__Input material__.

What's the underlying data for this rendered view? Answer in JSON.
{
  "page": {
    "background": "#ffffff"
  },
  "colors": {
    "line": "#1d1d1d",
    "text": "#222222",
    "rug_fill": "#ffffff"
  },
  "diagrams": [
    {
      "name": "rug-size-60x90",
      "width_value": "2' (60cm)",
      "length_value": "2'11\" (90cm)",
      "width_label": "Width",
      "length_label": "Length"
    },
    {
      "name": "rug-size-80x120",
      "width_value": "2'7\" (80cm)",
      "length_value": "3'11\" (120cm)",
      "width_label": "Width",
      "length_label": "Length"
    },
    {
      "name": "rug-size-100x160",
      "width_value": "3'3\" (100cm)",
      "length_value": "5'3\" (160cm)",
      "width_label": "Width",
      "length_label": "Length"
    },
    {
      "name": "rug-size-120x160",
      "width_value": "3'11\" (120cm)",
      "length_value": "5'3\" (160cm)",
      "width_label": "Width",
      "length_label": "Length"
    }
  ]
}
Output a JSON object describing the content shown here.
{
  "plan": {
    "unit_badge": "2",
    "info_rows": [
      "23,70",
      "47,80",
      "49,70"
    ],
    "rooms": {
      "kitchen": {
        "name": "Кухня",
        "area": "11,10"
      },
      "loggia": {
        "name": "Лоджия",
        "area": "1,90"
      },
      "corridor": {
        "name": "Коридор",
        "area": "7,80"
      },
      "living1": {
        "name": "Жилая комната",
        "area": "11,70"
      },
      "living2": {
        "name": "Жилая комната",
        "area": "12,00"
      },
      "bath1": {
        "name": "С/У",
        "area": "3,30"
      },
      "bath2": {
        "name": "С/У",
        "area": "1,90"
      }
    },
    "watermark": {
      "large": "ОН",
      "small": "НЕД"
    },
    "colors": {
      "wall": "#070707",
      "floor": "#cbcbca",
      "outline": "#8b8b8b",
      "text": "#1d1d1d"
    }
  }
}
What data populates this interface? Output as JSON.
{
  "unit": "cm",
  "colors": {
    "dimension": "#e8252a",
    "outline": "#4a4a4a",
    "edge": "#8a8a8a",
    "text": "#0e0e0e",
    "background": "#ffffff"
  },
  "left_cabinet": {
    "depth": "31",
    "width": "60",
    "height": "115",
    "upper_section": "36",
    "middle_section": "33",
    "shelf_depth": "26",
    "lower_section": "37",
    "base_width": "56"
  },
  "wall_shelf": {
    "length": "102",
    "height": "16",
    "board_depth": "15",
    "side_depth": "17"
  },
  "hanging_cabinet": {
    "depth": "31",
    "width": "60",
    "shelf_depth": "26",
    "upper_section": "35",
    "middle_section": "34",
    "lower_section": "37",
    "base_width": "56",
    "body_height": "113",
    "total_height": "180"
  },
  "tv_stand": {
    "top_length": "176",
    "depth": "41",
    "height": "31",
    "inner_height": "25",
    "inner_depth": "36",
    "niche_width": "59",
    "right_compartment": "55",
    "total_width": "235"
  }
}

__What you should do__. Each entry must be reproduced verbatim.

__Task answer__.
What's the underlying data for this rendered view? Answer in JSON.
{
  "page": {
    "background": "#ffffff"
  },
  "colors": {
    "line": "#1d1d1d",
    "text": "#222222",
    "rug_fill": "#ffffff"
  },
  "diagrams": [
    {
      "name": "rug-size-60x90",
      "width_value": "2' (60cm)",
      "length_value": "2'11\" (90cm)",
      "width_label": "Width",
      "length_label": "Length"
    },
    {
      "name": "rug-size-80x120",
      "width_value": "2'7\" (80cm)",
      "length_value": "3'11\" (120cm)",
      "width_label": "Width",
      "length_label": "Length"
    },
    {
      "name": "rug-size-100x160",
      "width_value": "3'3\" (100cm)",
      "length_value": "5'3\" (160cm)",
      "width_label": "Width",
      "length_label": "Length"
    },
    {
      "name": "rug-size-120x160",
      "width_value": "3'11\" (120cm)",
      "length_value": "5'3\" (160cm)",
      "width_label": "Width",
      "length_label": "Length"
    }
  ]
}
Output a JSON object describing the content shown here.
{
  "plan": {
    "unit_badge": "2",
    "info_rows": [
      "23,70",
      "47,80",
      "49,70"
    ],
    "rooms": {
      "kitchen": {
        "name": "Кухня",
        "area": "11,10"
      },
      "loggia": {
        "name": "Лоджия",
        "area": "1,90"
      },
      "corridor": {
        "name": "Коридор",
        "area": "7,80"
      },
      "living1": {
        "name": "Жилая комната",
        "area": "11,70"
      },
      "living2": {
        "name": "Жилая комната",
        "area": "12,00"
      },
      "bath1": {
        "name": "С/У",
        "area": "3,30"
      },
      "bath2": {
        "name": "С/У",
        "area": "1,90"
      }
    },
    "watermark": {
      "large": "ОН",
      "small": "НЕД"
    },
    "colors": {
      "wall": "#070707",
      "floor": "#cbcbca",
      "outline": "#8b8b8b",
      "text": "#1d1d1d"
    }
  }
}
What data populates this interface? Output as JSON.
{
  "unit": "cm",
  "colors": {
    "dimension": "#e8252a",
    "outline": "#4a4a4a",
    "edge": "#8a8a8a",
    "text": "#0e0e0e",
    "background": "#ffffff"
  },
  "left_cabinet": {
    "depth": "31",
    "width": "60",
    "height": "115",
    "upper_section": "36",
    "middle_section": "33",
    "shelf_depth": "26",
    "lower_section": "37",
    "base_width": "56"
  },
  "wall_shelf": {
    "length": "102",
    "height": "16",
    "board_depth": "15",
    "side_depth": "17"
  },
  "hanging_cabinet": {
    "depth": "31",
    "width": "60",
    "shelf_depth": "26",
    "upper_section": "35",
    "middle_section": "34",
    "lower_section": "37",
    "base_width": "56",
    "body_height": "113",
    "total_height": "180"
  },
  "tv_stand": {
    "top_length": "176",
    "depth": "41",
    "height": "31",
    "inner_height": "25",
    "inner_depth": "36",
    "niche_width": "59",
    "right_compartment": "55",
    "total_width": "235"
  }
}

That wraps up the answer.